__The request__: What is the number of lines containing "percentage"? Give only that number.

__Entries taken from a collection__:
========================================================================
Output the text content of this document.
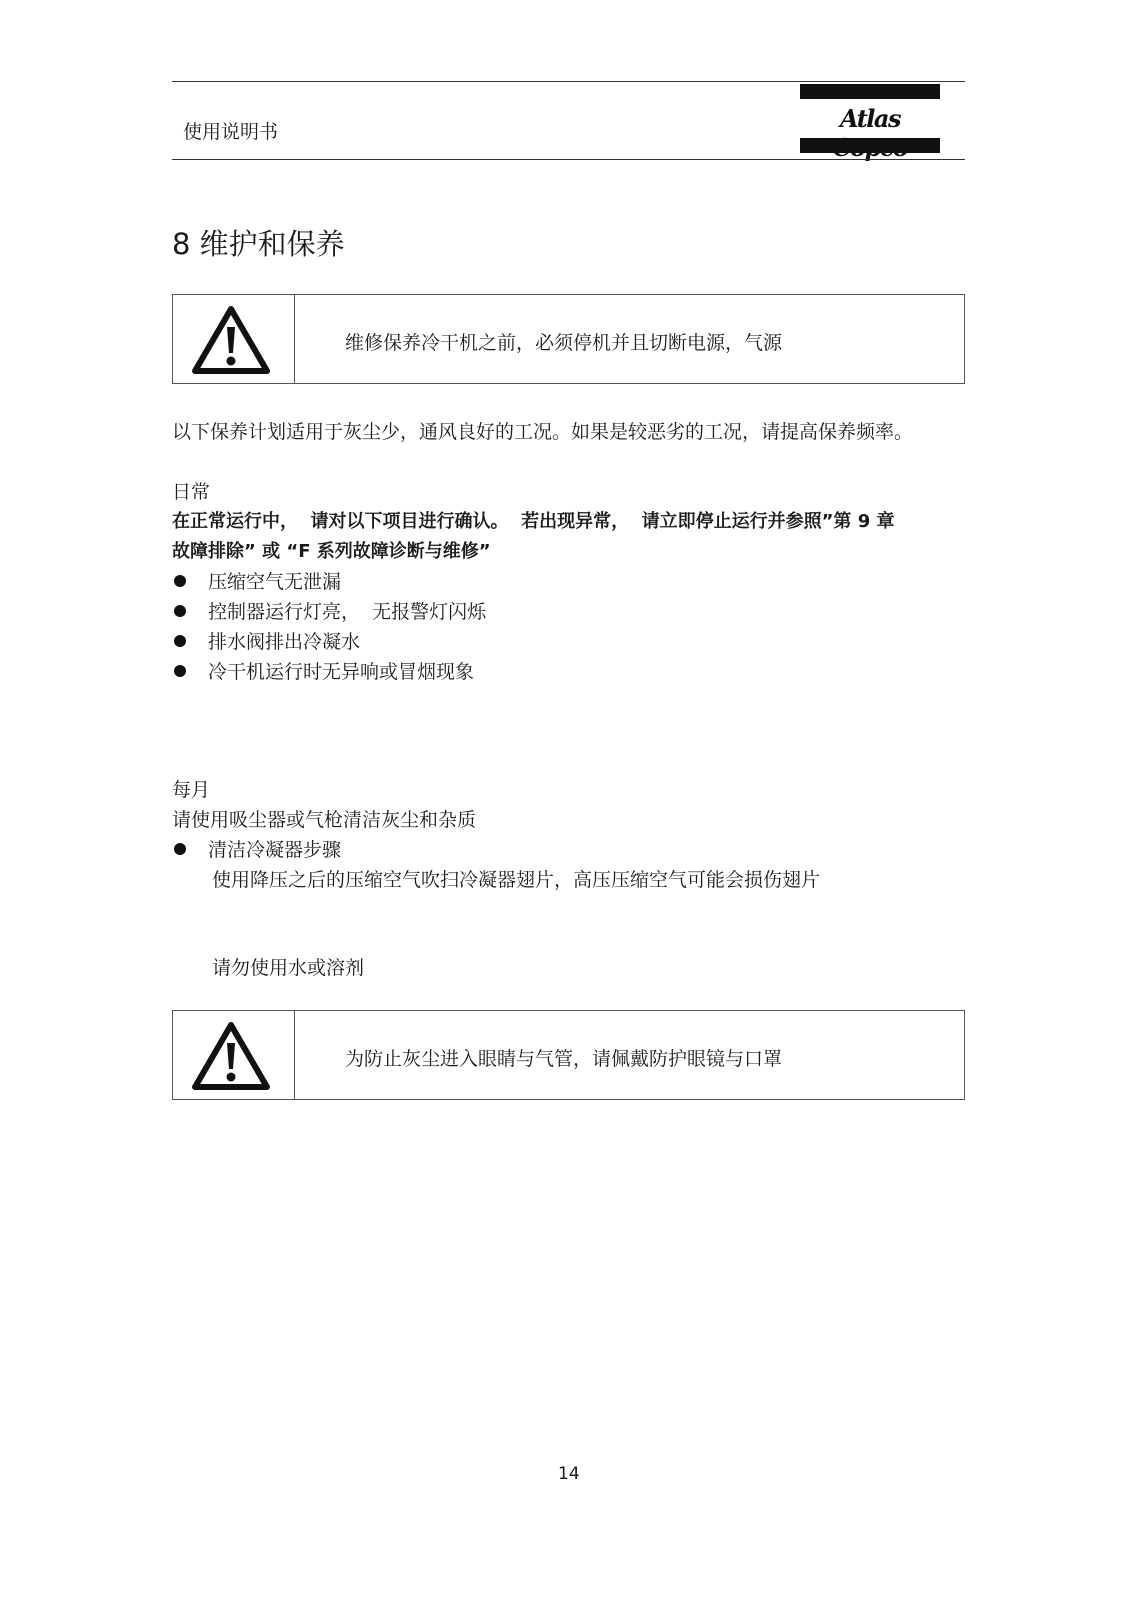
使用说明书	Atlas
8 维护和保养
维修保养冷干机之前，必须停机并且切断电源，气源
以下保养计划适用于灰尘少，通风良好的工况。如果是较恶劣的工况，请提高保养频率。
日常
在正常运行中，  请对以下项目进行确认。  若出现异常，  请立即停止运行并参照”第 9 章
故障排除” 或 “F 系列故障诊断与维修”
压缩空气无泄漏
控制器运行灯亮，  无报警灯闪烁
排水阀排出冷凝水
冷干机运行时无异响或冒烟现象
每月
请使用吸尘器或气枪清洁灰尘和杂质
清洁冷凝器步骤
使用降压之后的压缩空气吹扫冷凝器翅片，高压压缩空气可能会损伤翅片
请勿使用水或溶剂
为防止灰尘进入眼睛与气管，请佩戴防护眼镜与口罩
14
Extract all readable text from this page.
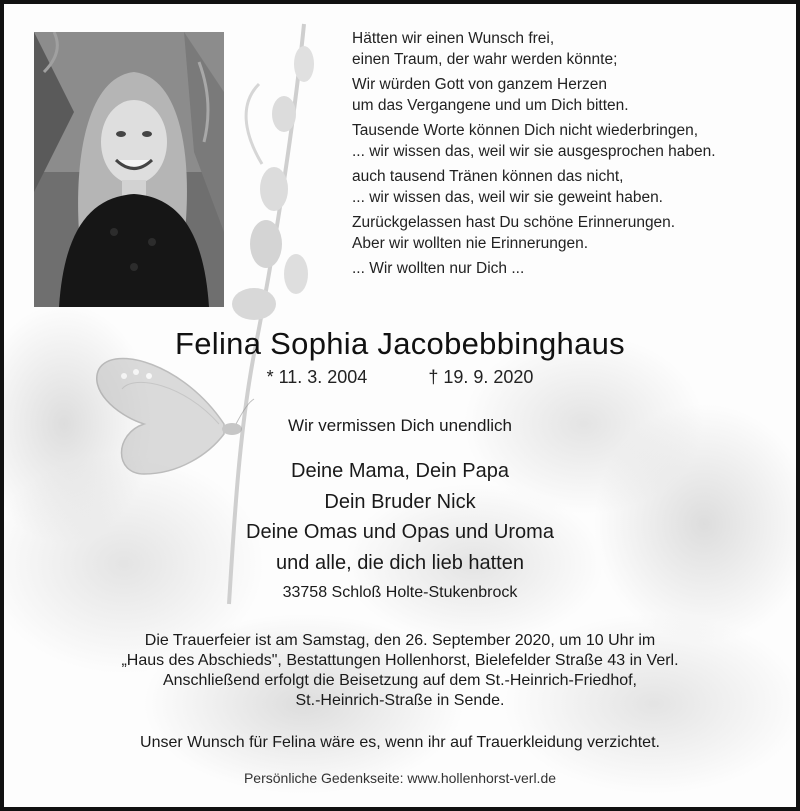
Hätten wir einen Wunsch frei,
einen Traum, der wahr werden könnte;
Wir würden Gott von ganzem Herzen
um das Vergangene und um Dich bitten.
Tausende Worte können Dich nicht wiederbringen,
... wir wissen das, weil wir sie ausgesprochen haben.
auch tausend Tränen können das nicht,
... wir wissen das, weil wir sie geweint haben.
Zurückgelassen hast Du schöne Erinnerungen.
Aber wir wollten nie Erinnerungen.
... Wir wollten nur Dich ...
Felina Sophia Jacobebbinghaus
* 11. 3. 2004	† 19. 9. 2020
Wir vermissen Dich unendlich
Deine Mama, Dein Papa
Dein Bruder Nick
Deine Omas und Opas und Uroma
und alle, die dich lieb hatten
33758 Schloß Holte-Stukenbrock
Die Trauerfeier ist am Samstag, den 26. September 2020, um 10 Uhr im
„Haus des Abschieds", Bestattungen Hollenhorst, Bielefelder Straße 43 in Verl.
Anschließend erfolgt die Beisetzung auf dem St.-Heinrich-Friedhof,
St.-Heinrich-Straße in Sende.
Unser Wunsch für Felina wäre es, wenn ihr auf Trauerkleidung verzichtet.
Persönliche Gedenkseite: www.hollenhorst-verl.de
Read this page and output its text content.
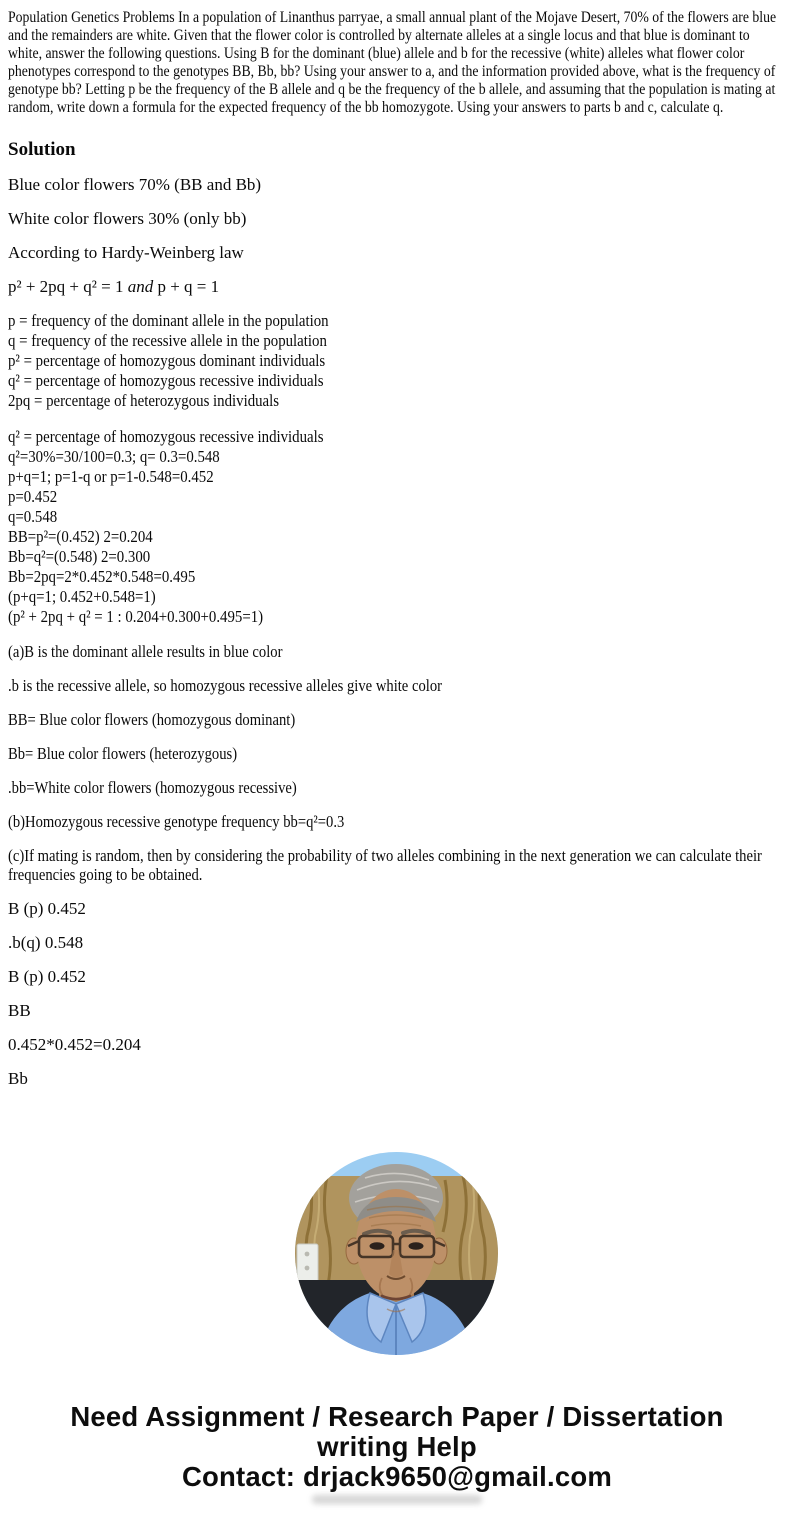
Population Genetics Problems In a population of Linanthus parryae, a small annual plant of the Mojave Desert, 70% of the flowers are blue and the remainders are white. Given that the flower color is controlled by alternate alleles at a single locus and that blue is dominant to white, answer the following questions. Using B for the dominant (blue) allele and b for the recessive (white) alleles what flower color phenotypes correspond to the genotypes BB, Bb, bb? Using your answer to a, and the information provided above, what is the frequency of genotype bb? Letting p be the frequency of the B allele and q be the frequency of the b allele, and assuming that the population is mating at random, write down a formula for the expected frequency of the bb homozygote. Using your answers to parts b and c, calculate q.

Solution

Blue color flowers 70% (BB and Bb)

White color flowers 30% (only bb)

According to Hardy-Weinberg law

p² + 2pq + q² = 1 and p + q = 1

p = frequency of the dominant allele in the population
q = frequency of the recessive allele in the population
p² = percentage of homozygous dominant individuals
q² = percentage of homozygous recessive individuals
2pq = percentage of heterozygous individuals
q² = percentage of homozygous recessive individuals
q²=30%=30/100=0.3; q= 0.3=0.548
p+q=1; p=1-q or p=1-0.548=0.452
p=0.452
q=0.548
BB=p²=(0.452) 2=0.204
Bb=q²=(0.548) 2=0.300
Bb=2pq=2*0.452*0.548=0.495
(p+q=1; 0.452+0.548=1)
(p² + 2pq + q² = 1 : 0.204+0.300+0.495=1)

(a)B is the dominant allele results in blue color

.b is the recessive allele, so homozygous recessive alleles give white color

BB= Blue color flowers (homozygous dominant)

Bb= Blue color flowers (heterozygous)

.bb=White color flowers (homozygous recessive)

(b)Homozygous recessive genotype frequency bb=q²=0.3

(c)If mating is random, then by considering the probability of two alleles combining in the next generation we can calculate their frequencies going to be obtained.

B (p) 0.452

.b(q) 0.548

B (p) 0.452

BB

0.452*0.452=0.204

Bb

Need Assignment / Research Paper / Dissertation
writing Help
Contact: drjack9650@gmail.com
========================================================================
__Task solution__: 4